EXTRACT:
- Directed by: Henri Decoin
- Written by: Jean Aurenche René Wheeler
- Produced by: Gustave Jif Adolphe-Abraham Landau
- Starring: Michel Simon Gaby Morlay Nadine Alari
- Cinematography: Jacques Lemare
- Edited by: Yvonne Martin
- Music by: Henri Verdun
- Production company: D.U.C.
- Distributed by: Les Films Fernand Rivers
- Release date: 24 December 1947;
- Running time: 92 minutes
- Country: France
- Language: French

= The Lovers of Pont Saint Jean =

1947 film

The Lovers of Pont Saint Jean (French: Les Amants du pont Saint-Jean) is a 1947 French comedy drama film directed by Henri Decoin and starring Michel Simon, Gaby Morlay and Nadine Alari. It was entered into the 1947 Cannes Film Festival. It was filmed at the Boulogne Studios near Paris while location shooting took place on the River Rhône, including in La Roche-de-Glun (Drôme). The film's sets were designed by the art director Emile Alex.

WHAT YOU NEED TO DO:
**A)** List every actor the film article names as starring in the movie.
**B)** Pick up the film article right after its last sentence and keep writing it.
The entries after this point come from a separate source and are unrelated to the film article.

RECORD EXTRACTS:
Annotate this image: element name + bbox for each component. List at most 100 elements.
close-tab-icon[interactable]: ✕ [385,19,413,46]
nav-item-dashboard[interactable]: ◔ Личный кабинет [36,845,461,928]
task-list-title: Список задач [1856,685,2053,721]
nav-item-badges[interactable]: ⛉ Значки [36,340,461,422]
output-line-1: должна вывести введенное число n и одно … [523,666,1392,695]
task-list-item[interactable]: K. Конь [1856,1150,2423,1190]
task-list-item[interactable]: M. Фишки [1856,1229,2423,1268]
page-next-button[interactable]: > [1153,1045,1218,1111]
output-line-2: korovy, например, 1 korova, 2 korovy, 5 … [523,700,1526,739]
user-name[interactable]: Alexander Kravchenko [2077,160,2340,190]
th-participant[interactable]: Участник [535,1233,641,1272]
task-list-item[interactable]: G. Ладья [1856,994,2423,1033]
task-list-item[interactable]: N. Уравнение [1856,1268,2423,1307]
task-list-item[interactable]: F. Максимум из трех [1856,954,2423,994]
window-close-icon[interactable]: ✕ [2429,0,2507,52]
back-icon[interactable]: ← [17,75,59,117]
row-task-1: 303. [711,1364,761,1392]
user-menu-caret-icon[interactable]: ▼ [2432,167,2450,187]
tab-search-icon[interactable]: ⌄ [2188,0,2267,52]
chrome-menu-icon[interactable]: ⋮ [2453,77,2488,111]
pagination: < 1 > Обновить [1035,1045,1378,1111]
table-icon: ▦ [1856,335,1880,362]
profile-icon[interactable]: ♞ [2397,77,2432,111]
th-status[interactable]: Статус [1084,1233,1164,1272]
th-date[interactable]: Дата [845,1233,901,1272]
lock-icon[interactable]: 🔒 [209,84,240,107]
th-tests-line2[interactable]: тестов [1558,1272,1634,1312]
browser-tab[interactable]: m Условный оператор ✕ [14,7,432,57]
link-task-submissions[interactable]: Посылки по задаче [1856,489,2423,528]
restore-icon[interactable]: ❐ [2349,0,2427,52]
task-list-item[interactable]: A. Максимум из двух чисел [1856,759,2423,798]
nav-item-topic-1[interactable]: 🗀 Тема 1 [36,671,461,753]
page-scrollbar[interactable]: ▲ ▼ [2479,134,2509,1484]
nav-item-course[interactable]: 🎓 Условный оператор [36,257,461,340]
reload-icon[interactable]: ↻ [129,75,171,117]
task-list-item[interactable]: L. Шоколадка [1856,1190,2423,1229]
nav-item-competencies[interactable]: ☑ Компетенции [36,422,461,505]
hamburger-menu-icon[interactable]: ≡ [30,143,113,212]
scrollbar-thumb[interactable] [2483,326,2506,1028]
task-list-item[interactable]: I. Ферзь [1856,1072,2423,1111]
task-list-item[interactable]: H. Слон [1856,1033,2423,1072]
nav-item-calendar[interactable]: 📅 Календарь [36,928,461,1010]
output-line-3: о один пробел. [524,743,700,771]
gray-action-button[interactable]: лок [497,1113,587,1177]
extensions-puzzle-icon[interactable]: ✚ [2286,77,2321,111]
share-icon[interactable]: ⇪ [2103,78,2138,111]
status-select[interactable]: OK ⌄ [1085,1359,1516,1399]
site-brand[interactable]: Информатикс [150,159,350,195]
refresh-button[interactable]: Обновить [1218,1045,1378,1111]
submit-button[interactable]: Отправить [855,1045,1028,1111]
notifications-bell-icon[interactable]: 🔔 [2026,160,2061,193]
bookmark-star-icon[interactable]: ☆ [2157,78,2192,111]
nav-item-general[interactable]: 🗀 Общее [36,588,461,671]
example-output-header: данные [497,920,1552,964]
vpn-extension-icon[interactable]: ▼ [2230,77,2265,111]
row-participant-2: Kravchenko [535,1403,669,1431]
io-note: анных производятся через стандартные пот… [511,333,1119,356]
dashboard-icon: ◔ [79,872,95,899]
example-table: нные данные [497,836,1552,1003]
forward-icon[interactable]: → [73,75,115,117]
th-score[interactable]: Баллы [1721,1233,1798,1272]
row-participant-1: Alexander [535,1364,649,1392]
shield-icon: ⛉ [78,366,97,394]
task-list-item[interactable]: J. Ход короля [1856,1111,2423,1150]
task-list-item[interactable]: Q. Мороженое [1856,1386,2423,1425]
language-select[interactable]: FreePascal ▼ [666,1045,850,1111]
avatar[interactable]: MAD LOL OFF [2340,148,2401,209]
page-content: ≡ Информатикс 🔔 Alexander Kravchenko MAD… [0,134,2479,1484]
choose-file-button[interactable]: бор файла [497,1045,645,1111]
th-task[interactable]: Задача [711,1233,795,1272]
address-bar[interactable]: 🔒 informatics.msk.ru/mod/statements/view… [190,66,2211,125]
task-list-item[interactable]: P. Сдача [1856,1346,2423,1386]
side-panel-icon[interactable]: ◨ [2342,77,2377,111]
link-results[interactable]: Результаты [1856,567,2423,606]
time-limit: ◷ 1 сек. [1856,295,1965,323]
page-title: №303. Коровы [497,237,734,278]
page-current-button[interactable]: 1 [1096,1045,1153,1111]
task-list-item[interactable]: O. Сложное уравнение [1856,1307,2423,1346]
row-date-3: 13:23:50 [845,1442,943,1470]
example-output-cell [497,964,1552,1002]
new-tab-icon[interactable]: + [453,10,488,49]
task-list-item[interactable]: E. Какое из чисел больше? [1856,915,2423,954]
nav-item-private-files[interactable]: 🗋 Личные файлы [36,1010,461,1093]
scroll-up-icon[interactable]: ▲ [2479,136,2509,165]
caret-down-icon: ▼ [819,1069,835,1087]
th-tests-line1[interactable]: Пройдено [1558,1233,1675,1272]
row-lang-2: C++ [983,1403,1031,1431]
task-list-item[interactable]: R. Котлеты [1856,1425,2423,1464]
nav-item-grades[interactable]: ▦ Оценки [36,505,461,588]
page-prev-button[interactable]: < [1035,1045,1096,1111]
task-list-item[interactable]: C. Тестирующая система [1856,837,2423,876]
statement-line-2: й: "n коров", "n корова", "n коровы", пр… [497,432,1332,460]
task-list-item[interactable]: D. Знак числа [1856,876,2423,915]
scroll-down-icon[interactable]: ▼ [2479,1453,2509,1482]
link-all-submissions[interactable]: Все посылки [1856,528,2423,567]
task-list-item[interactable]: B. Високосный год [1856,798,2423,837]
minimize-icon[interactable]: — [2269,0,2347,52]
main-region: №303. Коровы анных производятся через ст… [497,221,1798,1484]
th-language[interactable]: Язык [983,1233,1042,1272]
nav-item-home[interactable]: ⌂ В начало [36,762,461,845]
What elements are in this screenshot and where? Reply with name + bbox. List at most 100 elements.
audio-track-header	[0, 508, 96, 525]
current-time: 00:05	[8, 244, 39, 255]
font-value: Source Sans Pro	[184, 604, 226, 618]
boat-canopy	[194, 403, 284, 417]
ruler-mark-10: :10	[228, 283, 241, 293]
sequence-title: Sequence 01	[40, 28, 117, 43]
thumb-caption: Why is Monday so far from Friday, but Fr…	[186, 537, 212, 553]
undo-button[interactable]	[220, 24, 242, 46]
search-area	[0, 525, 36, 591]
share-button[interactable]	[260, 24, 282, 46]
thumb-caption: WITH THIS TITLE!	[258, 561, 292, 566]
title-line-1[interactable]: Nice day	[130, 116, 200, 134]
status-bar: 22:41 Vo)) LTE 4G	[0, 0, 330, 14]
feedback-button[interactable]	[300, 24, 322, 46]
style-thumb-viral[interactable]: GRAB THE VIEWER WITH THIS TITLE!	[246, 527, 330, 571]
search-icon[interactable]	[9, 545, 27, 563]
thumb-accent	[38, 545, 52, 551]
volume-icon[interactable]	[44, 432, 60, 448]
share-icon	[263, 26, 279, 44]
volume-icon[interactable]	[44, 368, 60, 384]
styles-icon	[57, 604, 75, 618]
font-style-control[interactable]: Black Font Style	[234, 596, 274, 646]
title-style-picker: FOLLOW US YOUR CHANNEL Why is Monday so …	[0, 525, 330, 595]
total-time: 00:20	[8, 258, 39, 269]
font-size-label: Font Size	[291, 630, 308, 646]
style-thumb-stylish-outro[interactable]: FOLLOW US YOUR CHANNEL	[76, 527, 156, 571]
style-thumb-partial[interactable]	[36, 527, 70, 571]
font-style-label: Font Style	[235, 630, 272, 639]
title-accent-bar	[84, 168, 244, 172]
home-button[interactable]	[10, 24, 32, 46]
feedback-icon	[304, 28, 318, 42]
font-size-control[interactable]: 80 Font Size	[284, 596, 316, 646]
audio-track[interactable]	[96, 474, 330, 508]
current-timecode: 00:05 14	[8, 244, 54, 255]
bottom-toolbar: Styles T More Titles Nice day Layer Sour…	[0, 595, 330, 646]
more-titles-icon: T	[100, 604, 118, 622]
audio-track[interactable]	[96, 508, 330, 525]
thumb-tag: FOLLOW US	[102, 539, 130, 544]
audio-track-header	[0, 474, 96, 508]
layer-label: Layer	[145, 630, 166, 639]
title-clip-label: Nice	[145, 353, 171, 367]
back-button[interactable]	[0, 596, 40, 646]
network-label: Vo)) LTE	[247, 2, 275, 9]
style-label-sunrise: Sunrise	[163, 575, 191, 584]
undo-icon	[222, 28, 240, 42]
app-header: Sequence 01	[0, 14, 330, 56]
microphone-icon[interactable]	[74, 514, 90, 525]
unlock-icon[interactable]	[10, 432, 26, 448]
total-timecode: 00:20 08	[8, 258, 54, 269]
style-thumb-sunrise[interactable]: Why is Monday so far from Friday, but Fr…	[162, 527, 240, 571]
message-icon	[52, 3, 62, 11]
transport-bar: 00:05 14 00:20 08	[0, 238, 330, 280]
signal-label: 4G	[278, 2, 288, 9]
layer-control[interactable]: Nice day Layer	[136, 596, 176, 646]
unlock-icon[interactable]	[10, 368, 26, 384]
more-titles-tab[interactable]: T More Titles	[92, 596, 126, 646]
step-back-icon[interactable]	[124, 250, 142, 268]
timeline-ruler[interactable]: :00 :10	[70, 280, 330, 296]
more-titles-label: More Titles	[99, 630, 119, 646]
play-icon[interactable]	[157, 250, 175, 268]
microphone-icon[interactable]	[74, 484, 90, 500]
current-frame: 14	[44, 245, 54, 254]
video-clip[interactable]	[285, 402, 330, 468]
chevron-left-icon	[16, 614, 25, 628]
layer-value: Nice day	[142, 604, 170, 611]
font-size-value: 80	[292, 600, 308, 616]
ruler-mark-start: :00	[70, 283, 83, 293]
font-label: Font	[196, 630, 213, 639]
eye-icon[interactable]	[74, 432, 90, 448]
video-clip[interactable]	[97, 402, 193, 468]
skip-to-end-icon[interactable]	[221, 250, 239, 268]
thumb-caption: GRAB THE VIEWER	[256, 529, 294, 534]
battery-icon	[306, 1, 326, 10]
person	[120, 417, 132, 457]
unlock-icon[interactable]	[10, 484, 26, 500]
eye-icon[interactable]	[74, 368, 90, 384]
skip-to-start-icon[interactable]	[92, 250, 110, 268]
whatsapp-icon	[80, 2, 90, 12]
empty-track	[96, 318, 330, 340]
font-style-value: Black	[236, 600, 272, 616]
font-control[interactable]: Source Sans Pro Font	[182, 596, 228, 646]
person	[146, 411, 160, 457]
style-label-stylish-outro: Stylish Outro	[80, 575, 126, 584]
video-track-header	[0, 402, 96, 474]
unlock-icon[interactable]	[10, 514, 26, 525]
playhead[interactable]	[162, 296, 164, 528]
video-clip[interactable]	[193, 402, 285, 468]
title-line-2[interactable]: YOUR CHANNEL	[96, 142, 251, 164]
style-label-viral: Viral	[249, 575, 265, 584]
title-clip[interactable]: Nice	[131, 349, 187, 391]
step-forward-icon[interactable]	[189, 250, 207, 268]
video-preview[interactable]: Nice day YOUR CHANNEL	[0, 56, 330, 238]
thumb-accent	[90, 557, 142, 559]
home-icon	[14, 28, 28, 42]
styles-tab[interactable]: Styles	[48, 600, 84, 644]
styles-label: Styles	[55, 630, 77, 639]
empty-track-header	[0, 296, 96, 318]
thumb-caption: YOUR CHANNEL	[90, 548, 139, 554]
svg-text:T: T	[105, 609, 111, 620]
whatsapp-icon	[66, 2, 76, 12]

RESULTS OF THE EXERCISE:
**A)** Michel Simon, Gaby Morlay, Nadine Alari

**B)**
== Plot ==
Pilou and Augusta are in love, but Augusta's father, the conservative mayor of the city, does not look upon their relationship kindly. His reprobation is directed less at the boy himself than at his parents, Maryse and Alcide Garonne, who are living together unmarried. Pilou and Augusta run away, and the mayor finally accept their union provided that the Pilou's parents regularize their situation through marriage. This they do, but after their marriage, the lovers separate. Finally, Pilou's mother falls and dies on the bank of the Rhone, and Alcide, overwhelmed with grief, throws himself into the river.

==Cast==
- Michel Simon as Garonne
- Gaby Morlay as Maryse
- Nadine Alari as Augusta
- Odette Barencey as Amélie
- Pauline Carton as Tante Marguerite
- Marc Cassot as Pilou
- René-Jean Chauffard
- André Darnay as Doiren
- Pierre Darteuil as Rival
- Pierre Ferval
- Paul Frankeur as Girard
- René Génin as Labique
- Camille Guérini as Le brigadier
- Geneviève Morel as La bonne

- Madeleine Suffel as La parente
- Gamil Ratib as uncredited

==Bibliography==
- Sieglohr, Ulrike (ed.) Heroines Without Heroes: Reconstructing Female and National Identities in European Cinema, 1945-51. Bloomsbury Publishing, 2016.